__WORK REQUIRED__:
For the material that follows, list every line containing the word "Returns".

** BEGIN DATA LINES **

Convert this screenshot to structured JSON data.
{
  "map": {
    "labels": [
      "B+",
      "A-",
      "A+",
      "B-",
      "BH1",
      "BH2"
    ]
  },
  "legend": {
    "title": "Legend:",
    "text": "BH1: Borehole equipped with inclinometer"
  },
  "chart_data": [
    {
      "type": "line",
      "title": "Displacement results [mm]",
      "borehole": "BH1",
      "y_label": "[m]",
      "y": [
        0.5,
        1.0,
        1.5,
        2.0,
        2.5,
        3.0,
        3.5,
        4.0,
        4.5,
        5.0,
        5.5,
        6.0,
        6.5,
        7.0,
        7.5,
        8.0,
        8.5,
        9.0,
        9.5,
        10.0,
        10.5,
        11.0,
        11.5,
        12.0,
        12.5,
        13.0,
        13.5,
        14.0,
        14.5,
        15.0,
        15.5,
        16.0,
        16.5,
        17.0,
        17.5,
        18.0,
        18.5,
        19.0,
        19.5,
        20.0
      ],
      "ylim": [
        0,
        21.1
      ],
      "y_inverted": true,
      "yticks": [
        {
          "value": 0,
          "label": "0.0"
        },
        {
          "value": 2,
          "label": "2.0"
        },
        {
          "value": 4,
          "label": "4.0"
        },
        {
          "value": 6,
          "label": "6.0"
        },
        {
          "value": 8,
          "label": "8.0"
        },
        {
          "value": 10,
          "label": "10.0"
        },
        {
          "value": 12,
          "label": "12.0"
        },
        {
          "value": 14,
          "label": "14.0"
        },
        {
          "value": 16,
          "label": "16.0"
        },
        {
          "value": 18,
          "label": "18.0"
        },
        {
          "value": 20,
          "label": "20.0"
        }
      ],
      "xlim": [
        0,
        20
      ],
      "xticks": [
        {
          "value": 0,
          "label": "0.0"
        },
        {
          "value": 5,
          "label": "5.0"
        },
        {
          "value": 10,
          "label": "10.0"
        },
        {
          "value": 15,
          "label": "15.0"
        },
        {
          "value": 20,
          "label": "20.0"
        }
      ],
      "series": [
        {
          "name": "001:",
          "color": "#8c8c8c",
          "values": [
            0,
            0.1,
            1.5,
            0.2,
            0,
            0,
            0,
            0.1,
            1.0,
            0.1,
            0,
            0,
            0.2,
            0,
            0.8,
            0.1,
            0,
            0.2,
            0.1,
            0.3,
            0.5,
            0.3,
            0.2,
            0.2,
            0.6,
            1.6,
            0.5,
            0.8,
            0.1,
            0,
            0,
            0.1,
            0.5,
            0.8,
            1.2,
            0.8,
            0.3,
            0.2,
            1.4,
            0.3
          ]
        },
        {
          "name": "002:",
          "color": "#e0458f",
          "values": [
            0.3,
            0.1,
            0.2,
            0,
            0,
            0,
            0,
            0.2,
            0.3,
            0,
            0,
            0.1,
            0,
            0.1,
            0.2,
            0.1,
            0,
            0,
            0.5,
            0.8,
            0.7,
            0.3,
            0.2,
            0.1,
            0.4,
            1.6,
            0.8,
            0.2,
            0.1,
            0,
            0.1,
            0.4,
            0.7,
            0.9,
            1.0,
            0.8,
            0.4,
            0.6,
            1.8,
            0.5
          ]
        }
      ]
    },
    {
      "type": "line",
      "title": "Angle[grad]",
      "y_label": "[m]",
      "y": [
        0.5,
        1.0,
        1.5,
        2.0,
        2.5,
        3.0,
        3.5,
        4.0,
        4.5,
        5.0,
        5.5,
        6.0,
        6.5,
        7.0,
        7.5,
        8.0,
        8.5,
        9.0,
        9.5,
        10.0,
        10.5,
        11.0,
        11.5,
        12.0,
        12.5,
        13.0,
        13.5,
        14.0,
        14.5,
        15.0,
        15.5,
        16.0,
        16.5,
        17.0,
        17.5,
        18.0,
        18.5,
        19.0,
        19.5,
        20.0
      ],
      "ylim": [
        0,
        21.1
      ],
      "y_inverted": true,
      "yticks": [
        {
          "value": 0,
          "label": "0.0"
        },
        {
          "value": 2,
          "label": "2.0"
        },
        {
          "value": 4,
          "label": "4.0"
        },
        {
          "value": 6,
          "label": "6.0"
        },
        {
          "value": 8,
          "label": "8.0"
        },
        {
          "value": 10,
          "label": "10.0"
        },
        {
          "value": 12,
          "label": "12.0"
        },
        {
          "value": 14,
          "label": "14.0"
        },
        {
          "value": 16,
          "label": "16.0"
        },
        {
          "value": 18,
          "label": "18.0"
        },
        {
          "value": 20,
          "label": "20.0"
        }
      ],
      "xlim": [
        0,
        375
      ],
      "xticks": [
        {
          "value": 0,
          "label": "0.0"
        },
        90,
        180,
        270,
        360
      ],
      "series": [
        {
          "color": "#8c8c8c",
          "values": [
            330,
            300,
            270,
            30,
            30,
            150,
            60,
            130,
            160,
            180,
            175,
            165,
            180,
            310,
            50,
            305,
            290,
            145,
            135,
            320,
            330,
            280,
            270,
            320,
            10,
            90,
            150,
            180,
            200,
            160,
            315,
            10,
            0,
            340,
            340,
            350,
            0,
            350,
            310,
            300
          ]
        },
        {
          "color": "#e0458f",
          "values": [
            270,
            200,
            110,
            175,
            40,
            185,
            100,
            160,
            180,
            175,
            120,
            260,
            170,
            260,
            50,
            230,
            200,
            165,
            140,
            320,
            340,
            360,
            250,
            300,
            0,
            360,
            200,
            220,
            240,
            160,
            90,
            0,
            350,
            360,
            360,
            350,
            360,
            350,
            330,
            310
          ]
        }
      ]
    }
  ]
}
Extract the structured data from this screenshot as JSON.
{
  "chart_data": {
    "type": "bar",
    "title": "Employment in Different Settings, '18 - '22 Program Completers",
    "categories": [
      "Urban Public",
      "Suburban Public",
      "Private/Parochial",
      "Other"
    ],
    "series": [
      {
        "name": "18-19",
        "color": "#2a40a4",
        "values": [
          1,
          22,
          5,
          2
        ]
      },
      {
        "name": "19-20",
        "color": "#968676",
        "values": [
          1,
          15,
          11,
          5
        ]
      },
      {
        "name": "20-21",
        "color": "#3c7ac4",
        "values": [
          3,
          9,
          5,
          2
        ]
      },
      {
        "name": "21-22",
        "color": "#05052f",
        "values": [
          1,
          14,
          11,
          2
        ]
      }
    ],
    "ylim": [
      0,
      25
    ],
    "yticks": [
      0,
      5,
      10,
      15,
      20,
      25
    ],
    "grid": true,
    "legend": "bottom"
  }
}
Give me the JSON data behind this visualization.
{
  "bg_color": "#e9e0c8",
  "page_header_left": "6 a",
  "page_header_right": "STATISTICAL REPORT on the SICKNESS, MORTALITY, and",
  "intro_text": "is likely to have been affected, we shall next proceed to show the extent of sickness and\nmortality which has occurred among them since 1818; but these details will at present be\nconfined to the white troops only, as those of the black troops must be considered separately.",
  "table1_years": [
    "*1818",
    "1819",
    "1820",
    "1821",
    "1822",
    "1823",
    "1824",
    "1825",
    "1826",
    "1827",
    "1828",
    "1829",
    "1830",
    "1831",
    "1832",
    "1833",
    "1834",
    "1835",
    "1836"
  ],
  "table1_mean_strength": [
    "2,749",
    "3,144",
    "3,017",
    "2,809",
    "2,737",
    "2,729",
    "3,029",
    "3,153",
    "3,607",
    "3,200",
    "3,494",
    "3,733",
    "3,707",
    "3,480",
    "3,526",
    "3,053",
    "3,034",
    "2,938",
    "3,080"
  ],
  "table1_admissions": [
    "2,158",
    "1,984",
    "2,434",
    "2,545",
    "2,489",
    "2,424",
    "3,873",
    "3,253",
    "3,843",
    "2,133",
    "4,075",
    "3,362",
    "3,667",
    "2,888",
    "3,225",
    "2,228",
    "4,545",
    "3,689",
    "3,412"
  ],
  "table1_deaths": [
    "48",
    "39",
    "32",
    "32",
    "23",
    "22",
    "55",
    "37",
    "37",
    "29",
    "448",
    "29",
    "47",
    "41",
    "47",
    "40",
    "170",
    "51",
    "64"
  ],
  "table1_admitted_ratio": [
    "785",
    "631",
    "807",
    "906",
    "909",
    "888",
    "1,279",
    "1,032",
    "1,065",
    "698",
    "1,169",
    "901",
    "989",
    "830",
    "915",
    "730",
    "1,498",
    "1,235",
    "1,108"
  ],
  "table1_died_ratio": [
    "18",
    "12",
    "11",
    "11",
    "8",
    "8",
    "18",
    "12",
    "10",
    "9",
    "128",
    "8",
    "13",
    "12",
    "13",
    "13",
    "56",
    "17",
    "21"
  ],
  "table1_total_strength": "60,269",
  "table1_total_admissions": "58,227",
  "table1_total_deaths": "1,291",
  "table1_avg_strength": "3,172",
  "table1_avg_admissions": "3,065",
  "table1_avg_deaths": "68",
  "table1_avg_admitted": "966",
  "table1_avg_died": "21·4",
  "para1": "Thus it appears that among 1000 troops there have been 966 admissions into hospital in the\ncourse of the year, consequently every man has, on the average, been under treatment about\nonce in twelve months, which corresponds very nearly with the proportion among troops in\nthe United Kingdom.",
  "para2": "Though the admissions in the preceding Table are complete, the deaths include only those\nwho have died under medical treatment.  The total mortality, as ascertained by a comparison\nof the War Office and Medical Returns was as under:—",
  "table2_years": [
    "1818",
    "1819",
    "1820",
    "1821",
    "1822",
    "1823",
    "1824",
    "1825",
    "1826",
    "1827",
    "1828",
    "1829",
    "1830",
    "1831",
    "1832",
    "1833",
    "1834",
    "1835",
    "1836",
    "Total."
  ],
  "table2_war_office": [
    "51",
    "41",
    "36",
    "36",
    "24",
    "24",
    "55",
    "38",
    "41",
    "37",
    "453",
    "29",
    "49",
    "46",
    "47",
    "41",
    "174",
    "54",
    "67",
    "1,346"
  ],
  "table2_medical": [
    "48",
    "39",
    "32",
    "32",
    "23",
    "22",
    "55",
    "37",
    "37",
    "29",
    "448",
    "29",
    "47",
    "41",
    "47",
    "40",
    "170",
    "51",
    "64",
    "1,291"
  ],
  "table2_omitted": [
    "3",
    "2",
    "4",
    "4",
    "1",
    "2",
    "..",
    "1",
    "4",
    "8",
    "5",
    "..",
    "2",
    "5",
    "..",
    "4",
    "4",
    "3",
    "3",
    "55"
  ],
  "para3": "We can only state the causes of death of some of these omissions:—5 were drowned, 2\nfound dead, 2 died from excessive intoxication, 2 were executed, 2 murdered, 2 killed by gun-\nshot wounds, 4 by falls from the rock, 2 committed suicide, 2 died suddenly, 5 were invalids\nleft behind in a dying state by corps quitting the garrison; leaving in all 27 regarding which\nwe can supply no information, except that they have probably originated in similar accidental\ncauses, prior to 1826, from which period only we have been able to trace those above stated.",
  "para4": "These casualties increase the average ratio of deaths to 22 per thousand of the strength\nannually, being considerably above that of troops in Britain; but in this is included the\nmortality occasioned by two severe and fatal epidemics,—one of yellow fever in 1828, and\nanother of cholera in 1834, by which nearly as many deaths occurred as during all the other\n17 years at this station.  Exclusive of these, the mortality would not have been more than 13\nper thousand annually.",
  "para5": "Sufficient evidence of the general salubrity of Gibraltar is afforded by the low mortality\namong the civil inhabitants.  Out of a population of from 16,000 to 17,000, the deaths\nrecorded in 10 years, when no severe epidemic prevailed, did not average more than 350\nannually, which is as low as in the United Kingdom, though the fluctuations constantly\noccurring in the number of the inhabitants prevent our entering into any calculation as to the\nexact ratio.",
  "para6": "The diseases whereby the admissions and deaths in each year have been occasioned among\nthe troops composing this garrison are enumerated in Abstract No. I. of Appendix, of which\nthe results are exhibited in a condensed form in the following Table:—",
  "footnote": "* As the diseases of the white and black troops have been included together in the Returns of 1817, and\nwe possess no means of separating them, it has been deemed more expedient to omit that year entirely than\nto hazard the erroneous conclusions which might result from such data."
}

** END DATA LINES **

__TASK ANSWER__:
  "para2": "Though the admissions in the preceding Table are complete, the deaths include only those\nwho have died under medical treatment.  The total mortality, as ascertained by a comparison\nof the War Office and Medical Returns was as under:—",
  "footnote": "* As the diseases of the white and black troops have been included together in the Returns of 1817, and\nwe possess no means of separating them, it has been deemed more expedient to omit that year entirely than\nto hazard the erroneous conclusions which might result from such data."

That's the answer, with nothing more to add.